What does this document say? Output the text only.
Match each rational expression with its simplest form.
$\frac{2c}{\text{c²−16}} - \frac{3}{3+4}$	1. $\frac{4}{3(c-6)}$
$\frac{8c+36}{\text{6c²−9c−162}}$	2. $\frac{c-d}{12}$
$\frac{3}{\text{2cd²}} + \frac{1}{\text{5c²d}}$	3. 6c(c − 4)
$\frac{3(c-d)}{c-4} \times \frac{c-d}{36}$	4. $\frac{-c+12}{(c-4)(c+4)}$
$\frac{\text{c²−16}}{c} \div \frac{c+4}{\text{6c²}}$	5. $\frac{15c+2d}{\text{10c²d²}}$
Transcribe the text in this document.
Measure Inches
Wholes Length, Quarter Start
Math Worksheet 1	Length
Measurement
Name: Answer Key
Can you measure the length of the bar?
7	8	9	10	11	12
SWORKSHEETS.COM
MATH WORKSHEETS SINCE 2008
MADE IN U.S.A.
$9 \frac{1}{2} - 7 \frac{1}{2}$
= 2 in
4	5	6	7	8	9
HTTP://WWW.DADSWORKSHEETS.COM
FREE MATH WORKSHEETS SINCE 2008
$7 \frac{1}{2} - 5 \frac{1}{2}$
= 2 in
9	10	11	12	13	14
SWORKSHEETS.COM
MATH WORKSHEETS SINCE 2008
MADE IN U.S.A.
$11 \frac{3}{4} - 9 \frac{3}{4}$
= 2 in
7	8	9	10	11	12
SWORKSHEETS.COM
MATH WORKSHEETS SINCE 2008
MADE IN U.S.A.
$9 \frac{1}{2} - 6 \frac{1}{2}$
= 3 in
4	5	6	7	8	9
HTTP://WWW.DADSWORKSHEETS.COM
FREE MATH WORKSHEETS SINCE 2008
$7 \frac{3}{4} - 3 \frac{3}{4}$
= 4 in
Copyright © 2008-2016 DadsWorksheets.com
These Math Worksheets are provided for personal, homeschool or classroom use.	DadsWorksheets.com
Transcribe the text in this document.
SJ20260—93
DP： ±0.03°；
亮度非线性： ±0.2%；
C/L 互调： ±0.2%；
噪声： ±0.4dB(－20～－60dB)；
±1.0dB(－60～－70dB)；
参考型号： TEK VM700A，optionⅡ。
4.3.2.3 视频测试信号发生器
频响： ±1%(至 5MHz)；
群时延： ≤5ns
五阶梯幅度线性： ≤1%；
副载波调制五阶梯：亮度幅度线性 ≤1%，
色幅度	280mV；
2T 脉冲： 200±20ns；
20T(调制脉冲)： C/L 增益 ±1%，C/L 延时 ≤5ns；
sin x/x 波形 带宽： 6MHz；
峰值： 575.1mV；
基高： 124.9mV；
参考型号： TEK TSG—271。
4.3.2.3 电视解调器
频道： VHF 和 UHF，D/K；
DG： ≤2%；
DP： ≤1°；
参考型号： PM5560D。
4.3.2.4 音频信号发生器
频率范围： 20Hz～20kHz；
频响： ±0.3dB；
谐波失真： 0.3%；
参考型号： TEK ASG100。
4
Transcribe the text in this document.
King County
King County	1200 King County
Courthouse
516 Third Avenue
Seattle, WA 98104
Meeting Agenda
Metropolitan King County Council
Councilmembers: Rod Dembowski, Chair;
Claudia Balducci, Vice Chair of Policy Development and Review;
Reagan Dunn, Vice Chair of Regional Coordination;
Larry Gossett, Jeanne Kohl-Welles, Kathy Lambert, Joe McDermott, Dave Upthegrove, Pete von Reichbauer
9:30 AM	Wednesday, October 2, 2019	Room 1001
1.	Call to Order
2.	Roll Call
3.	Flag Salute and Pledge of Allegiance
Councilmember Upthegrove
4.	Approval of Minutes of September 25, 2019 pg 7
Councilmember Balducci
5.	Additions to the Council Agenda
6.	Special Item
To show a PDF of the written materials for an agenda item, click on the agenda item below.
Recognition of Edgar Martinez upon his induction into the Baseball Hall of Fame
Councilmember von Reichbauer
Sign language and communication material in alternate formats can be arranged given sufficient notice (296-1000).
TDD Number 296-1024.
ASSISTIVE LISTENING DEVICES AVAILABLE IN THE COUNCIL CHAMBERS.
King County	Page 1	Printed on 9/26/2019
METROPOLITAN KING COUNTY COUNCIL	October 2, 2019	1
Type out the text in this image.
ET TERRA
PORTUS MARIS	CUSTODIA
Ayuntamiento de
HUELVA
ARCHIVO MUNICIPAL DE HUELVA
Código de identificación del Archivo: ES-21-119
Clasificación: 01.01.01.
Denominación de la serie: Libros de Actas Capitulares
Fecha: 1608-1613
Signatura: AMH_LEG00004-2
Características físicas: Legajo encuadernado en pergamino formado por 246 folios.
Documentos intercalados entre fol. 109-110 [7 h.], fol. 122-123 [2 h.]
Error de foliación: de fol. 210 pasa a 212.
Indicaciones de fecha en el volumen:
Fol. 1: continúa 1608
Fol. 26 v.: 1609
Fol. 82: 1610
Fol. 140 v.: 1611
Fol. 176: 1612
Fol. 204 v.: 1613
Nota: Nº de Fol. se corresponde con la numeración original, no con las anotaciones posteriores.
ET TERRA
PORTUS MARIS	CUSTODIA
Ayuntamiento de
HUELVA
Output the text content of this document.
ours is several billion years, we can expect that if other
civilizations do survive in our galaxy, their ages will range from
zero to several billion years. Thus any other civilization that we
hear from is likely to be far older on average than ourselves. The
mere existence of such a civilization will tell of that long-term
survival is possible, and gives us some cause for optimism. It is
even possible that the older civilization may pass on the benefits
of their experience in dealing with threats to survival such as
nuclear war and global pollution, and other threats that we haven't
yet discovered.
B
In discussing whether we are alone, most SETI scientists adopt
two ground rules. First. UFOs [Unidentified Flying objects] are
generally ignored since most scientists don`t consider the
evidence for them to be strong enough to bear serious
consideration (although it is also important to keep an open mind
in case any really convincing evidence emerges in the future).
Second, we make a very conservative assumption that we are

————

● What the task asks
Find the lines above holding the word "several" and show them.

● Finished task
ours is several billion years, we can expect that if other
zero to several billion years. Thus any other civilization that we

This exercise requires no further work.